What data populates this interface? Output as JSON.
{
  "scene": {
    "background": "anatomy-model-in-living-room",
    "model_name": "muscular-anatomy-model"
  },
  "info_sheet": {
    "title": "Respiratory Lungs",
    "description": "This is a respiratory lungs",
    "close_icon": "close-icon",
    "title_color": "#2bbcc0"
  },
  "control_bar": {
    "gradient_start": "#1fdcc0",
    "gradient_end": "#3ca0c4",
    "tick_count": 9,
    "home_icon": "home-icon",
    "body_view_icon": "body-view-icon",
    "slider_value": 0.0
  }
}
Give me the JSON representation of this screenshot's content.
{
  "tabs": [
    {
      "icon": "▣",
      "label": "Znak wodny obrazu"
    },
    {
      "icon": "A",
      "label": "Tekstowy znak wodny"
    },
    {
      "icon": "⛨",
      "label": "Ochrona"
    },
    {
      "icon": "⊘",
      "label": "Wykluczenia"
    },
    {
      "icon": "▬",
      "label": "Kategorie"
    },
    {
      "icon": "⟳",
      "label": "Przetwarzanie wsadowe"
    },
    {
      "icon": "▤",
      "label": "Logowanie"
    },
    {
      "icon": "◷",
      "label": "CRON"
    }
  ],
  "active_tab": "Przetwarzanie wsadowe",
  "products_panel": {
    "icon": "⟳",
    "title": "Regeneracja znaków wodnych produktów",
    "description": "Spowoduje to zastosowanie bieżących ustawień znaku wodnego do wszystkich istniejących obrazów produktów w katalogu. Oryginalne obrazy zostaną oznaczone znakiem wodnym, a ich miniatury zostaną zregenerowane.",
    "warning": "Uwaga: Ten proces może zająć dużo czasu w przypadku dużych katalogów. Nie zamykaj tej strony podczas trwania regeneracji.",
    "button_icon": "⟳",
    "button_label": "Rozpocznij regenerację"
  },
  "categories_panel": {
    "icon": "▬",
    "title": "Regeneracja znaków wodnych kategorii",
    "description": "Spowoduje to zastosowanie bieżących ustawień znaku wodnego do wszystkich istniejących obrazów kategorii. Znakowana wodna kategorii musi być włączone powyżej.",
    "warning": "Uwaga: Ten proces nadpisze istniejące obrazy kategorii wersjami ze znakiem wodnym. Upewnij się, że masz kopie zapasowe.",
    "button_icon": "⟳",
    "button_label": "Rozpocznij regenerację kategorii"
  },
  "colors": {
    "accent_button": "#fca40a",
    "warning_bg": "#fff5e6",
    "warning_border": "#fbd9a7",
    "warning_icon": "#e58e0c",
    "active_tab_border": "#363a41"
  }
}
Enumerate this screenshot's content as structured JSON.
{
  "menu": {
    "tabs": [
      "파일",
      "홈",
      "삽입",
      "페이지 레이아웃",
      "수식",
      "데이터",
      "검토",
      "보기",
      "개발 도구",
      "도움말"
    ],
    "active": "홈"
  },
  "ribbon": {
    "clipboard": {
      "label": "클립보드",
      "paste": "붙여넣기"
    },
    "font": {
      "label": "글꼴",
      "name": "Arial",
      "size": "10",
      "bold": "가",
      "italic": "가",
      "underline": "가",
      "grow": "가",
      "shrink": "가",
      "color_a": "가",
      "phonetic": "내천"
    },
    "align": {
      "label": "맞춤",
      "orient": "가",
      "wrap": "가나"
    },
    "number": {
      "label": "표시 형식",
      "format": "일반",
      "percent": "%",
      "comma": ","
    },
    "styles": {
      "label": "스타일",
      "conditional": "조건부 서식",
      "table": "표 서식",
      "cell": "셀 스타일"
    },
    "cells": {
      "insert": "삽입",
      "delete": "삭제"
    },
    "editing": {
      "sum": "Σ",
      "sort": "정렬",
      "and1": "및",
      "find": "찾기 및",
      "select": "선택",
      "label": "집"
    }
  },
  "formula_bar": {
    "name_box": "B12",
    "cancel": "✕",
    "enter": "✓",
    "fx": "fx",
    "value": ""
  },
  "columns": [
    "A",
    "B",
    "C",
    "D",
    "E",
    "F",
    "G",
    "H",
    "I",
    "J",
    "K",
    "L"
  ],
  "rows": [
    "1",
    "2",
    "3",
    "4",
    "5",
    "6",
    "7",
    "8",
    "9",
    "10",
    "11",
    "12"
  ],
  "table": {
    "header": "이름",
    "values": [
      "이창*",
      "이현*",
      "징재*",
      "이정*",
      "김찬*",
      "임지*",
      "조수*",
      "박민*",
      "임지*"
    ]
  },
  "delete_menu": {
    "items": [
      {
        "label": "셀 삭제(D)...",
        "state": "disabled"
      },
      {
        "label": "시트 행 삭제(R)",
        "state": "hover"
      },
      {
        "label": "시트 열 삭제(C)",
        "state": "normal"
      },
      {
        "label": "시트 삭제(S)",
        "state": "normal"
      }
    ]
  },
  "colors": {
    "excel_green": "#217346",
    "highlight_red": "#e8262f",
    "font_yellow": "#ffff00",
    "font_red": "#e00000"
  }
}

━━━━━━

▸ Request:
Transcribe every entry exactly, omitting nothing.

▸ Task response:
What data populates this interface? Output as JSON.
{
  "scene": {
    "background": "anatomy-model-in-living-room",
    "model_name": "muscular-anatomy-model"
  },
  "info_sheet": {
    "title": "Respiratory Lungs",
    "description": "This is a respiratory lungs",
    "close_icon": "close-icon",
    "title_color": "#2bbcc0"
  },
  "control_bar": {
    "gradient_start": "#1fdcc0",
    "gradient_end": "#3ca0c4",
    "tick_count": 9,
    "home_icon": "home-icon",
    "body_view_icon": "body-view-icon",
    "slider_value": 0.0
  }
}
Give me the JSON representation of this screenshot's content.
{
  "tabs": [
    {
      "icon": "▣",
      "label": "Znak wodny obrazu"
    },
    {
      "icon": "A",
      "label": "Tekstowy znak wodny"
    },
    {
      "icon": "⛨",
      "label": "Ochrona"
    },
    {
      "icon": "⊘",
      "label": "Wykluczenia"
    },
    {
      "icon": "▬",
      "label": "Kategorie"
    },
    {
      "icon": "⟳",
      "label": "Przetwarzanie wsadowe"
    },
    {
      "icon": "▤",
      "label": "Logowanie"
    },
    {
      "icon": "◷",
      "label": "CRON"
    }
  ],
  "active_tab": "Przetwarzanie wsadowe",
  "products_panel": {
    "icon": "⟳",
    "title": "Regeneracja znaków wodnych produktów",
    "description": "Spowoduje to zastosowanie bieżących ustawień znaku wodnego do wszystkich istniejących obrazów produktów w katalogu. Oryginalne obrazy zostaną oznaczone znakiem wodnym, a ich miniatury zostaną zregenerowane.",
    "warning": "Uwaga: Ten proces może zająć dużo czasu w przypadku dużych katalogów. Nie zamykaj tej strony podczas trwania regeneracji.",
    "button_icon": "⟳",
    "button_label": "Rozpocznij regenerację"
  },
  "categories_panel": {
    "icon": "▬",
    "title": "Regeneracja znaków wodnych kategorii",
    "description": "Spowoduje to zastosowanie bieżących ustawień znaku wodnego do wszystkich istniejących obrazów kategorii. Znakowana wodna kategorii musi być włączone powyżej.",
    "warning": "Uwaga: Ten proces nadpisze istniejące obrazy kategorii wersjami ze znakiem wodnym. Upewnij się, że masz kopie zapasowe.",
    "button_icon": "⟳",
    "button_label": "Rozpocznij regenerację kategorii"
  },
  "colors": {
    "accent_button": "#fca40a",
    "warning_bg": "#fff5e6",
    "warning_border": "#fbd9a7",
    "warning_icon": "#e58e0c",
    "active_tab_border": "#363a41"
  }
}
Enumerate this screenshot's content as structured JSON.
{
  "menu": {
    "tabs": [
      "파일",
      "홈",
      "삽입",
      "페이지 레이아웃",
      "수식",
      "데이터",
      "검토",
      "보기",
      "개발 도구",
      "도움말"
    ],
    "active": "홈"
  },
  "ribbon": {
    "clipboard": {
      "label": "클립보드",
      "paste": "붙여넣기"
    },
    "font": {
      "label": "글꼴",
      "name": "Arial",
      "size": "10",
      "bold": "가",
      "italic": "가",
      "underline": "가",
      "grow": "가",
      "shrink": "가",
      "color_a": "가",
      "phonetic": "내천"
    },
    "align": {
      "label": "맞춤",
      "orient": "가",
      "wrap": "가나"
    },
    "number": {
      "label": "표시 형식",
      "format": "일반",
      "percent": "%",
      "comma": ","
    },
    "styles": {
      "label": "스타일",
      "conditional": "조건부 서식",
      "table": "표 서식",
      "cell": "셀 스타일"
    },
    "cells": {
      "insert": "삽입",
      "delete": "삭제"
    },
    "editing": {
      "sum": "Σ",
      "sort": "정렬",
      "and1": "및",
      "find": "찾기 및",
      "select": "선택",
      "label": "집"
    }
  },
  "formula_bar": {
    "name_box": "B12",
    "cancel": "✕",
    "enter": "✓",
    "fx": "fx",
    "value": ""
  },
  "columns": [
    "A",
    "B",
    "C",
    "D",
    "E",
    "F",
    "G",
    "H",
    "I",
    "J",
    "K",
    "L"
  ],
  "rows": [
    "1",
    "2",
    "3",
    "4",
    "5",
    "6",
    "7",
    "8",
    "9",
    "10",
    "11",
    "12"
  ],
  "table": {
    "header": "이름",
    "values": [
      "이창*",
      "이현*",
      "징재*",
      "이정*",
      "김찬*",
      "임지*",
      "조수*",
      "박민*",
      "임지*"
    ]
  },
  "delete_menu": {
    "items": [
      {
        "label": "셀 삭제(D)...",
        "state": "disabled"
      },
      {
        "label": "시트 행 삭제(R)",
        "state": "hover"
      },
      {
        "label": "시트 열 삭제(C)",
        "state": "normal"
      },
      {
        "label": "시트 삭제(S)",
        "state": "normal"
      }
    ]
  },
  "colors": {
    "excel_green": "#217346",
    "highlight_red": "#e8262f",
    "font_yellow": "#ffff00",
    "font_red": "#e00000"
  }
}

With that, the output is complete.